Give the data below again exactly as it stands. Omit the pictures.

Excerpts from a figure dataset
☆ ☆ ☆ ☆

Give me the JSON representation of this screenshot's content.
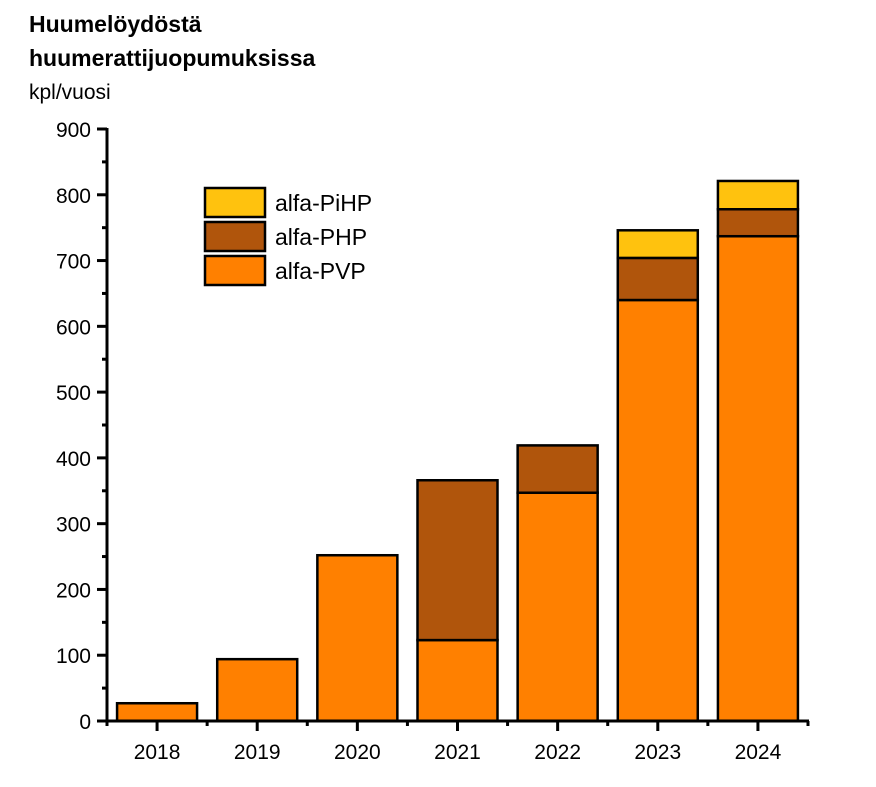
{
  "header": {
    "title_line1": "Huumelöydöstä",
    "title_line2": "huumerattijuopumuksissa",
    "unit": "kpl/vuosi"
  },
  "colors": {
    "alfa-PVP": "#FF8000",
    "alfa-PHP": "#B0550C",
    "alfa-PiHP": "#FFC20E",
    "axis": "#000000"
  },
  "chart_data": {
    "type": "bar",
    "stacked": true,
    "title": "Huumelöydöstä huumerattijuopumuksissa",
    "subtitle": "kpl/vuosi",
    "xlabel": "",
    "ylabel": "kpl/vuosi",
    "ylim": [
      0,
      900
    ],
    "yticks": [
      0,
      100,
      200,
      300,
      400,
      500,
      600,
      700,
      800,
      900
    ],
    "grid": false,
    "legend_position": "upper left (inside)",
    "categories": [
      "2018",
      "2019",
      "2020",
      "2021",
      "2022",
      "2023",
      "2024"
    ],
    "series": [
      {
        "name": "alfa-PVP",
        "color": "#FF8000",
        "values": [
          27,
          94,
          252,
          123,
          347,
          640,
          737
        ]
      },
      {
        "name": "alfa-PHP",
        "color": "#B0550C",
        "values": [
          0,
          0,
          0,
          243,
          72,
          64,
          41
        ]
      },
      {
        "name": "alfa-PiHP",
        "color": "#FFC20E",
        "values": [
          0,
          0,
          0,
          0,
          0,
          42,
          43
        ]
      }
    ],
    "totals": [
      27,
      94,
      252,
      366,
      419,
      746,
      821
    ]
  },
  "legend": {
    "items": [
      {
        "label": "alfa-PiHP",
        "color": "#FFC20E"
      },
      {
        "label": "alfa-PHP",
        "color": "#B0550C"
      },
      {
        "label": "alfa-PVP",
        "color": "#FF8000"
      }
    ]
  }
}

☆ ☆ ☆ ☆

- _Solution to this exercise_
Give me the JSON representation of this screenshot's content.
{
  "header": {
    "title_line1": "Huumelöydöstä",
    "title_line2": "huumerattijuopumuksissa",
    "unit": "kpl/vuosi"
  },
  "colors": {
    "alfa-PVP": "#FF8000",
    "alfa-PHP": "#B0550C",
    "alfa-PiHP": "#FFC20E",
    "axis": "#000000"
  },
  "chart_data": {
    "type": "bar",
    "stacked": true,
    "title": "Huumelöydöstä huumerattijuopumuksissa",
    "subtitle": "kpl/vuosi",
    "xlabel": "",
    "ylabel": "kpl/vuosi",
    "ylim": [
      0,
      900
    ],
    "yticks": [
      0,
      100,
      200,
      300,
      400,
      500,
      600,
      700,
      800,
      900
    ],
    "grid": false,
    "legend_position": "upper left (inside)",
    "categories": [
      "2018",
      "2019",
      "2020",
      "2021",
      "2022",
      "2023",
      "2024"
    ],
    "series": [
      {
        "name": "alfa-PVP",
        "color": "#FF8000",
        "values": [
          27,
          94,
          252,
          123,
          347,
          640,
          737
        ]
      },
      {
        "name": "alfa-PHP",
        "color": "#B0550C",
        "values": [
          0,
          0,
          0,
          243,
          72,
          64,
          41
        ]
      },
      {
        "name": "alfa-PiHP",
        "color": "#FFC20E",
        "values": [
          0,
          0,
          0,
          0,
          0,
          42,
          43
        ]
      }
    ],
    "totals": [
      27,
      94,
      252,
      366,
      419,
      746,
      821
    ]
  },
  "legend": {
    "items": [
      {
        "label": "alfa-PiHP",
        "color": "#FFC20E"
      },
      {
        "label": "alfa-PHP",
        "color": "#B0550C"
      },
      {
        "label": "alfa-PVP",
        "color": "#FF8000"
      }
    ]
  }
}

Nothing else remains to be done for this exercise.